# AIM OF THE EXERCISE
Of all the lines in the material, how many include the word "greater"? Give only the number.

— Start of MATERIALS PROVIDED —

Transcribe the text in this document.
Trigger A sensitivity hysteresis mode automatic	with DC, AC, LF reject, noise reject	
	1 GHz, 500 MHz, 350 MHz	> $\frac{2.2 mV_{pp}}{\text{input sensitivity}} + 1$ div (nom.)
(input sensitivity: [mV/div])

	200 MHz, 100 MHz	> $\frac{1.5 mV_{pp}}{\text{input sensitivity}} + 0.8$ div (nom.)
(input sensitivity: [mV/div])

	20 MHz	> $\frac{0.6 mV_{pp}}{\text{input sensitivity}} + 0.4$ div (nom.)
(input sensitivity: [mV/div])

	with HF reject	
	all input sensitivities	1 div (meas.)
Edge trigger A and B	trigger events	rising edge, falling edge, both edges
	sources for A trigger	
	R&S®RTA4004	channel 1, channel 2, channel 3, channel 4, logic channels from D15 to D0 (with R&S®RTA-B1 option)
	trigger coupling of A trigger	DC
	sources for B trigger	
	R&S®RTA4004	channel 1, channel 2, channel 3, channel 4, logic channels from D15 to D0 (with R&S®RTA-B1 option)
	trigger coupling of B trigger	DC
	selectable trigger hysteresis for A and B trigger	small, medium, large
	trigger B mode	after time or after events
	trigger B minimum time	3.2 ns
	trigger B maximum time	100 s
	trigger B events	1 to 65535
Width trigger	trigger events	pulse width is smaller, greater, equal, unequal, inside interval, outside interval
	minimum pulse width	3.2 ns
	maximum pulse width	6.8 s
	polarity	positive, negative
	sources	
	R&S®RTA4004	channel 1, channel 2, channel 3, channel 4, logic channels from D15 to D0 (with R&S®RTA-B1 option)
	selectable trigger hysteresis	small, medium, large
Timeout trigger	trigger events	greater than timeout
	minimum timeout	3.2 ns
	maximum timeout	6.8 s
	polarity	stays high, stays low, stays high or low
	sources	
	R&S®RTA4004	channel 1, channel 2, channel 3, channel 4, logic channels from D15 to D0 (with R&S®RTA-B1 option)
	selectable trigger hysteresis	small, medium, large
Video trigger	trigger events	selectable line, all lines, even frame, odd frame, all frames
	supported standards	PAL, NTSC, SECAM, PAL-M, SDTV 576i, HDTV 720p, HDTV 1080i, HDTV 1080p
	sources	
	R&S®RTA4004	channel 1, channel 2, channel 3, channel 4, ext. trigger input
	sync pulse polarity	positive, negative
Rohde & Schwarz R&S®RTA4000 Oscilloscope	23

— End of MATERIALS PROVIDED —

# COMPLETE RESPONSE
2